> [WORK TO BE COMPLETED]: Write out each line beneath this one exactly as it reads.

··· SUPPLIED MATERIAL ···

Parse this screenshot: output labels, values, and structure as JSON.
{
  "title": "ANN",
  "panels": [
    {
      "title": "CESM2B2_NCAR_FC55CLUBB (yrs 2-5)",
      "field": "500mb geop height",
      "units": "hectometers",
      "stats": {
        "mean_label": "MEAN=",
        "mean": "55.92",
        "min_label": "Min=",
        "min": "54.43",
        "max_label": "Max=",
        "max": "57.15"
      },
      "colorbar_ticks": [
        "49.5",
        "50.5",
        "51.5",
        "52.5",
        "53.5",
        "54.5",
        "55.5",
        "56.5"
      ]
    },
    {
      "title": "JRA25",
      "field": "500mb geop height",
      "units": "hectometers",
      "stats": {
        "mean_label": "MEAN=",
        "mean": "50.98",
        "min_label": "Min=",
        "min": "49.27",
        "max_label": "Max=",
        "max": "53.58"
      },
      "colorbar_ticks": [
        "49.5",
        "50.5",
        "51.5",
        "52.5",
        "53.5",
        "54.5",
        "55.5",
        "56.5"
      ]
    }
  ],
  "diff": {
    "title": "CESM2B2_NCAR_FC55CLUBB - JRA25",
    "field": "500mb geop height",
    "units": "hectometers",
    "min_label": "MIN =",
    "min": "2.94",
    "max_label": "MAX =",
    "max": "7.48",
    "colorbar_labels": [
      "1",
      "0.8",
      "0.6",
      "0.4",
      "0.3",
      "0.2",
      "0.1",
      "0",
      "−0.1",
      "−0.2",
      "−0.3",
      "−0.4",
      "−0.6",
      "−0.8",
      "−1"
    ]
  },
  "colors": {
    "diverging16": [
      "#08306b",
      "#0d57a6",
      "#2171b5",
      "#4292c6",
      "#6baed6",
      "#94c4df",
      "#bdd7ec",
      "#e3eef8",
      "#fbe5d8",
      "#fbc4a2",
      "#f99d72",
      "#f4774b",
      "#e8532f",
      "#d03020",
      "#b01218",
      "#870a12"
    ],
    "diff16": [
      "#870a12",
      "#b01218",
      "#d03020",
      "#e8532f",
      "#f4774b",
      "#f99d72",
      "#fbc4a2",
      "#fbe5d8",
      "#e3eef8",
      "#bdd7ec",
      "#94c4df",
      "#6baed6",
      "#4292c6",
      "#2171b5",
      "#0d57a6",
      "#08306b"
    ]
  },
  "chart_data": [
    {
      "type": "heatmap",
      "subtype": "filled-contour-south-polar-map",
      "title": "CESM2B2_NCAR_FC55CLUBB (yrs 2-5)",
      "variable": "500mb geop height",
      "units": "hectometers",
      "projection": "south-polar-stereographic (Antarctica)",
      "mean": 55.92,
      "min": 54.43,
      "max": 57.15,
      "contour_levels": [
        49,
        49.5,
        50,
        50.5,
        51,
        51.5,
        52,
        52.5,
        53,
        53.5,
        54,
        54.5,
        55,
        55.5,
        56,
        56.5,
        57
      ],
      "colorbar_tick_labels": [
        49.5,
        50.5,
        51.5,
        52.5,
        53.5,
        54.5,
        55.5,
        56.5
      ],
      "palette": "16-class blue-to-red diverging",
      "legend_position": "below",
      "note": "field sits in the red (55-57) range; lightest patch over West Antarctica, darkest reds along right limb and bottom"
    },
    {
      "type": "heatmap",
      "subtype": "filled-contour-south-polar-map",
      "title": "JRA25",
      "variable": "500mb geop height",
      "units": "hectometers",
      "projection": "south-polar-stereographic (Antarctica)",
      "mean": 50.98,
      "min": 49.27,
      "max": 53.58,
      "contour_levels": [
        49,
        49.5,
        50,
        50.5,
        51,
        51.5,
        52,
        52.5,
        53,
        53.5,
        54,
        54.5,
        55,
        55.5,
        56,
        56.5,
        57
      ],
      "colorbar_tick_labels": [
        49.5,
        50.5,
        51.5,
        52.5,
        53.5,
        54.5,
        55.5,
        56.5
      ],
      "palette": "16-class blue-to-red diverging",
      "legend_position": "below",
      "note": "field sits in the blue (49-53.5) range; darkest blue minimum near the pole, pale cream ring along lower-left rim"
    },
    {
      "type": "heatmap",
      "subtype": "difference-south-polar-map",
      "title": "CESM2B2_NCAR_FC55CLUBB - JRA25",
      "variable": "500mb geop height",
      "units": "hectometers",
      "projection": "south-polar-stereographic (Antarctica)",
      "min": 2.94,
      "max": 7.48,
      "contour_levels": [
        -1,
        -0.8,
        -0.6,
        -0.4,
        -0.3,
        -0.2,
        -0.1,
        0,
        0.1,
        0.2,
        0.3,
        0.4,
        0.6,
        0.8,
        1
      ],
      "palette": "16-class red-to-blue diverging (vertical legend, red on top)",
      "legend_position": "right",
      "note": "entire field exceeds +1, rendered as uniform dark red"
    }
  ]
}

···

> [ANSWER FOR THE TASK]:
Parse this screenshot: output labels, values, and structure as JSON.
{
  "title": "ANN",
  "panels": [
    {
      "title": "CESM2B2_NCAR_FC55CLUBB (yrs 2-5)",
      "field": "500mb geop height",
      "units": "hectometers",
      "stats": {
        "mean_label": "MEAN=",
        "mean": "55.92",
        "min_label": "Min=",
        "min": "54.43",
        "max_label": "Max=",
        "max": "57.15"
      },
      "colorbar_ticks": [
        "49.5",
        "50.5",
        "51.5",
        "52.5",
        "53.5",
        "54.5",
        "55.5",
        "56.5"
      ]
    },
    {
      "title": "JRA25",
      "field": "500mb geop height",
      "units": "hectometers",
      "stats": {
        "mean_label": "MEAN=",
        "mean": "50.98",
        "min_label": "Min=",
        "min": "49.27",
        "max_label": "Max=",
        "max": "53.58"
      },
      "colorbar_ticks": [
        "49.5",
        "50.5",
        "51.5",
        "52.5",
        "53.5",
        "54.5",
        "55.5",
        "56.5"
      ]
    }
  ],
  "diff": {
    "title": "CESM2B2_NCAR_FC55CLUBB - JRA25",
    "field": "500mb geop height",
    "units": "hectometers",
    "min_label": "MIN =",
    "min": "2.94",
    "max_label": "MAX =",
    "max": "7.48",
    "colorbar_labels": [
      "1",
      "0.8",
      "0.6",
      "0.4",
      "0.3",
      "0.2",
      "0.1",
      "0",
      "−0.1",
      "−0.2",
      "−0.3",
      "−0.4",
      "−0.6",
      "−0.8",
      "−1"
    ]
  },
  "colors": {
    "diverging16": [
      "#08306b",
      "#0d57a6",
      "#2171b5",
      "#4292c6",
      "#6baed6",
      "#94c4df",
      "#bdd7ec",
      "#e3eef8",
      "#fbe5d8",
      "#fbc4a2",
      "#f99d72",
      "#f4774b",
      "#e8532f",
      "#d03020",
      "#b01218",
      "#870a12"
    ],
    "diff16": [
      "#870a12",
      "#b01218",
      "#d03020",
      "#e8532f",
      "#f4774b",
      "#f99d72",
      "#fbc4a2",
      "#fbe5d8",
      "#e3eef8",
      "#bdd7ec",
      "#94c4df",
      "#6baed6",
      "#4292c6",
      "#2171b5",
      "#0d57a6",
      "#08306b"
    ]
  },
  "chart_data": [
    {
      "type": "heatmap",
      "subtype": "filled-contour-south-polar-map",
      "title": "CESM2B2_NCAR_FC55CLUBB (yrs 2-5)",
      "variable": "500mb geop height",
      "units": "hectometers",
      "projection": "south-polar-stereographic (Antarctica)",
      "mean": 55.92,
      "min": 54.43,
      "max": 57.15,
      "contour_levels": [
        49,
        49.5,
        50,
        50.5,
        51,
        51.5,
        52,
        52.5,
        53,
        53.5,
        54,
        54.5,
        55,
        55.5,
        56,
        56.5,
        57
      ],
      "colorbar_tick_labels": [
        49.5,
        50.5,
        51.5,
        52.5,
        53.5,
        54.5,
        55.5,
        56.5
      ],
      "palette": "16-class blue-to-red diverging",
      "legend_position": "below",
      "note": "field sits in the red (55-57) range; lightest patch over West Antarctica, darkest reds along right limb and bottom"
    },
    {
      "type": "heatmap",
      "subtype": "filled-contour-south-polar-map",
      "title": "JRA25",
      "variable": "500mb geop height",
      "units": "hectometers",
      "projection": "south-polar-stereographic (Antarctica)",
      "mean": 50.98,
      "min": 49.27,
      "max": 53.58,
      "contour_levels": [
        49,
        49.5,
        50,
        50.5,
        51,
        51.5,
        52,
        52.5,
        53,
        53.5,
        54,
        54.5,
        55,
        55.5,
        56,
        56.5,
        57
      ],
      "colorbar_tick_labels": [
        49.5,
        50.5,
        51.5,
        52.5,
        53.5,
        54.5,
        55.5,
        56.5
      ],
      "palette": "16-class blue-to-red diverging",
      "legend_position": "below",
      "note": "field sits in the blue (49-53.5) range; darkest blue minimum near the pole, pale cream ring along lower-left rim"
    },
    {
      "type": "heatmap",
      "subtype": "difference-south-polar-map",
      "title": "CESM2B2_NCAR_FC55CLUBB - JRA25",
      "variable": "500mb geop height",
      "units": "hectometers",
      "projection": "south-polar-stereographic (Antarctica)",
      "min": 2.94,
      "max": 7.48,
      "contour_levels": [
        -1,
        -0.8,
        -0.6,
        -0.4,
        -0.3,
        -0.2,
        -0.1,
        0,
        0.1,
        0.2,
        0.3,
        0.4,
        0.6,
        0.8,
        1
      ],
      "palette": "16-class red-to-blue diverging (vertical legend, red on top)",
      "legend_position": "right",
      "note": "entire field exceeds +1, rendered as uniform dark red"
    }
  ]
}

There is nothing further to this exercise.